Friday, January 09, 2009

Miketz (Zohar)

For more teachings on this parashah, see the archives to this blog at January 2006.

How the Soul Grows

One of the Zohar’s central concerns is the nature of the human soul, how it comes into the body, the relationship between the upper and lower worlds represented by the presence of the soul in the body, etc. This subject, although presented in midrashic style, does not appear except in a few hints in Rabbinic midrash or aggadah. It’s presence in this particular parashah is more or less tangential, prompted by the exposition, near its end, of the verse “And the spirit of Jacob revived.” It begins with a verse from one of the “minor” prophets, describing God’s creation of heaven and earth and His forming of the human being, and goes on to ask a question on that verse based on what we have sometimes called “superliteral reading.” Zohar I: 197a-b:

“Jacob saw that there were provisions in Egypt…” (Gen 42:1). Rabbi Hiyya opened: ”Utterance of the word of the Lord concerning Israel. The declaration of the Lord, who stretches out the heavens and lays the foundation of the earth and forms the spirit of a human within him.” (Zech 12:1). … Once he said “who stretches out the heavens and lays the foundation of the earth,” what need is there to add “and forms the spirit of a human within him”? Wouldn’t we already know that He “forms the spirit of a human”? Rather, this indicates a particular rung on which all spirits and souls of the world exist. Rabbi Shimon said: This verse is difficult. If Scripture had said “And forms the spirit of a human”— and no more—that would have been fine. But why [does it add the word] be-qirbo, “within him”?

The initial section, what one might call the posing of the midrashic question and answer, begins with two questions: first, is not the creation of man’s soul or spirit incorporated within the grand sweep of creation described in the first half of this verse? The answer is that this phrase indicates that human souls originate from a special spiritual source. But if so, then why the use of the phrase beqirbo, “within him”?

This, however, is a twofold mystery. For look, from that flowing, gushing river all souls issue and soar, gathering into one site, and that rung “forms the spirit of a human be-qirbo, within itself,” specifically, like a woman conceiving from a male, forming the embryo in her womb, until all is fashioned perfectly. So, “and forms the spirit of a human within itself”—abiding within until a person is created in the world, when it is given to him.

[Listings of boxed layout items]
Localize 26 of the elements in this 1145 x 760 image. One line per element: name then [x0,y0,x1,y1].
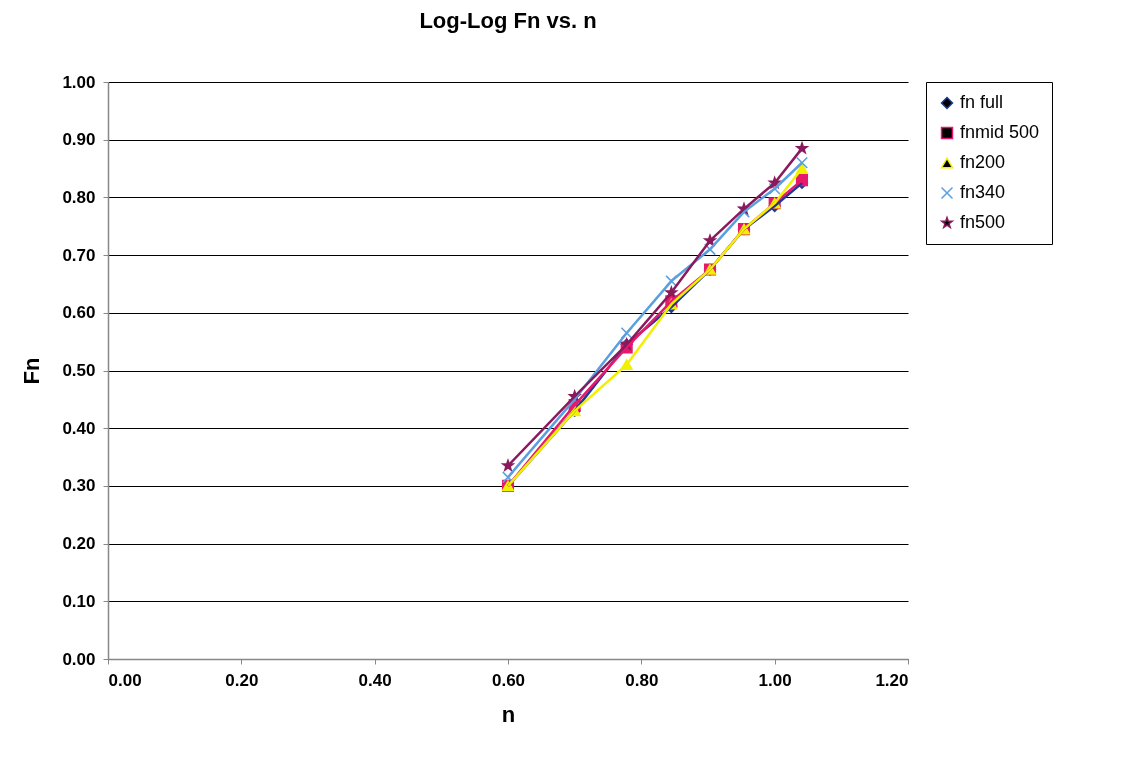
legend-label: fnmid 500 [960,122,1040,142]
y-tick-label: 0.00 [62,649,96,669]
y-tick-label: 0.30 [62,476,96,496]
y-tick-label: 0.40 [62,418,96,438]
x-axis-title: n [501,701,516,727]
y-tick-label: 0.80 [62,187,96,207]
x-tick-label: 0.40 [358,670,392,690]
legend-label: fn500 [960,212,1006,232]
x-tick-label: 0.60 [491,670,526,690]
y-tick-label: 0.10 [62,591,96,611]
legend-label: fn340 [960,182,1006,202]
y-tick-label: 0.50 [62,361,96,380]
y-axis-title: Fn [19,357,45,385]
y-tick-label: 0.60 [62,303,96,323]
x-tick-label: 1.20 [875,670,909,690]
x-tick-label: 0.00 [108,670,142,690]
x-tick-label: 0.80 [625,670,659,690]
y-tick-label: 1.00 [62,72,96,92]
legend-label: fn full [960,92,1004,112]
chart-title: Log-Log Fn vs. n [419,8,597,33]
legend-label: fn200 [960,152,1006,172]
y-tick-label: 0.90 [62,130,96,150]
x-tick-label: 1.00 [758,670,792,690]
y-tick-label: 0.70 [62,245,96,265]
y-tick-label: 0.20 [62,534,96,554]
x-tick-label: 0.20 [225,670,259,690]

**To be done:**
a. From the blog post on how the soul grows, extract the passage running from "This, however, is" up to and including "given to him.".
b. Can you restate the paragraph in the post on how the soul grows that begins "The initial section" more briefly, keeping its main facts?
c. Could you carry on the blog post about how the soul grows, picking up after its final sentence?

**Answers for this exercise:**
a.
This, however, is a twofold mystery. For look, from that flowing, gushing river all souls issue and soar, gathering into one site, and that rung “forms the spirit of a human be-qirbo, within itself,” specifically, like a woman conceiving from a male, forming the embryo in her womb, until all is fashioned perfectly. So, “and forms the spirit of a human within itself”—abiding within until a person is created in the world, when it is given to him.

b. This opening section sets out the midrashic question and answer through two questions. First, isn't the creation of man's soul or spirit already part of the creation described in the verse's first half? The answer is that the phrase shows human souls come from a special spiritual source. Second, if that is so, why does the verse use beqirbo, "within him"?

c.
Alternately: “and forms the sprit of a human within him”—“within him,” literally. How so? When a human being is created and the blessed Holy One endows him with a soul and he emerges into the air of the world, the spirit within him does not find enough body into which it can expand, so it remains in an ambulatory inside of him. As the person’s body expands, that spirit expands, imparting its energy; as the body grows, the spirit transmits its power within him, invigorating him. So “forms the spirit of a human within him,” literally.

Now you might ask: why ”forms”? Because that spirit needs additional power from above, supporting it, so the blessed Holy One “forms the spirit of a human within him,” providing him with assistance. Come and see: When that spirit needs assistance, in accordance with the person’s state of being and the body’s fitness, the spirit is enhanced, augmented by spirit, attaining perfection. This is “forms the spirit of a human within him.”

As I understand this passage, the Zohar here offers two different, albeit complementary answers. The “flowing gushing river” refers to the Shekhinah, the maternal element within the Divine world that is the source of souls. Like the formation of the physical body of the to-be-born person through the union of male and female, which then grows in the womb, so is the soul formed within the Shekhinah through the union of the Divine couple (Tiferet and Malkhut; cf. Zohar, Vayeshev I: 182a). Alternately, the soul is placed within the embryo from the moment of conception, but does not initially have enough “room,” so it remains in a sheltered place (translated here as “ambulatory”). It then begins to grow as the body grows, at the same time imparting to it its own spiritual energy.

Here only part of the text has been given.